Task description
Below is some material; transcribe all of it exactly.

(begin)

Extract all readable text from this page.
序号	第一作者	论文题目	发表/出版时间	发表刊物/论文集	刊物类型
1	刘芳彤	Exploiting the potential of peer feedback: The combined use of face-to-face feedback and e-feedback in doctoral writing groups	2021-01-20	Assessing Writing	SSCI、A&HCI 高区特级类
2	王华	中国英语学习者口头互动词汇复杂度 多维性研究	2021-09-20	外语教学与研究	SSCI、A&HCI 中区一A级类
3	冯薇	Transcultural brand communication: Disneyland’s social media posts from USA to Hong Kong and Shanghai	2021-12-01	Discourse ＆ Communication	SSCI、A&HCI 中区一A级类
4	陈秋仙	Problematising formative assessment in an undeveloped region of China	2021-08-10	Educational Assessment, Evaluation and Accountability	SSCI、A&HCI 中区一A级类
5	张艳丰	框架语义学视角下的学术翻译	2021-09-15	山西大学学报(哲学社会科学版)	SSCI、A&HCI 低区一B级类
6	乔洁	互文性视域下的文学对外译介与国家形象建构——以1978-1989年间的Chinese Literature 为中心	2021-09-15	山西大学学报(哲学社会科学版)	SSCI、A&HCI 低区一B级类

(end)

Response for this exercise
Extract all readable text from this page.
序号	第一作者	论文题目	发表/出版时间	发表刊物/论文集	刊物类型
1	刘芳彤	Exploiting the potential of peer feedback: The combined use of face-to-face feedback and e-feedback in doctoral writing groups	2021-01-20	Assessing Writing	SSCI、A&HCI 高区特级类
2	王华	中国英语学习者口头互动词汇复杂度 多维性研究	2021-09-20	外语教学与研究	SSCI、A&HCI 中区一A级类
3	冯薇	Transcultural brand communication: Disneyland’s social media posts from USA to Hong Kong and Shanghai	2021-12-01	Discourse ＆ Communication	SSCI、A&HCI 中区一A级类
4	陈秋仙	Problematising formative assessment in an undeveloped region of China	2021-08-10	Educational Assessment, Evaluation and Accountability	SSCI、A&HCI 中区一A级类
5	张艳丰	框架语义学视角下的学术翻译	2021-09-15	山西大学学报(哲学社会科学版)	SSCI、A&HCI 低区一B级类
6	乔洁	互文性视域下的文学对外译介与国家形象建构——以1978-1989年间的Chinese Literature 为中心	2021-09-15	山西大学学报(哲学社会科学版)	SSCI、A&HCI 低区一B级类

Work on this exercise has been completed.